>>>

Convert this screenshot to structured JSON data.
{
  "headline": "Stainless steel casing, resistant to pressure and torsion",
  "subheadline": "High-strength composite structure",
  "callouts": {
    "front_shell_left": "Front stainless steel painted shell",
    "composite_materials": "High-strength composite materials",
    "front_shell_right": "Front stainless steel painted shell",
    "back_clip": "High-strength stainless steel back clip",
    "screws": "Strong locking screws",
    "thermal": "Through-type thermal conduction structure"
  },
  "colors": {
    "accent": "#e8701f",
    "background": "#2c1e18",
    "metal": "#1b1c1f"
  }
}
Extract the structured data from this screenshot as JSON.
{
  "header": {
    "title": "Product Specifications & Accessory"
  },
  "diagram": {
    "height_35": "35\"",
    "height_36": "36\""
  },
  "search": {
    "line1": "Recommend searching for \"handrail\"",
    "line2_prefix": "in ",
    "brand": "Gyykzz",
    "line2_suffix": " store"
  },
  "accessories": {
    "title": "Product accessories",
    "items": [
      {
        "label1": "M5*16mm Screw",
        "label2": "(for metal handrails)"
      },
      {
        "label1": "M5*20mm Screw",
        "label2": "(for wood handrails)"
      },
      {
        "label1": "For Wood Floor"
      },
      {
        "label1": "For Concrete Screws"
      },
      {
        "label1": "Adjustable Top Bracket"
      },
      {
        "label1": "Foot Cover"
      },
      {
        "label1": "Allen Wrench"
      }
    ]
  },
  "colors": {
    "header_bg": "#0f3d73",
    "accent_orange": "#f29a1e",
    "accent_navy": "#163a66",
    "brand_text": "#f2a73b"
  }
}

<<<

● **YOUR TASK**: Give the number of lines in the entries that include the string "shell", and nothing more.

● **SOLUTION TO THIS PROBLEM**: 2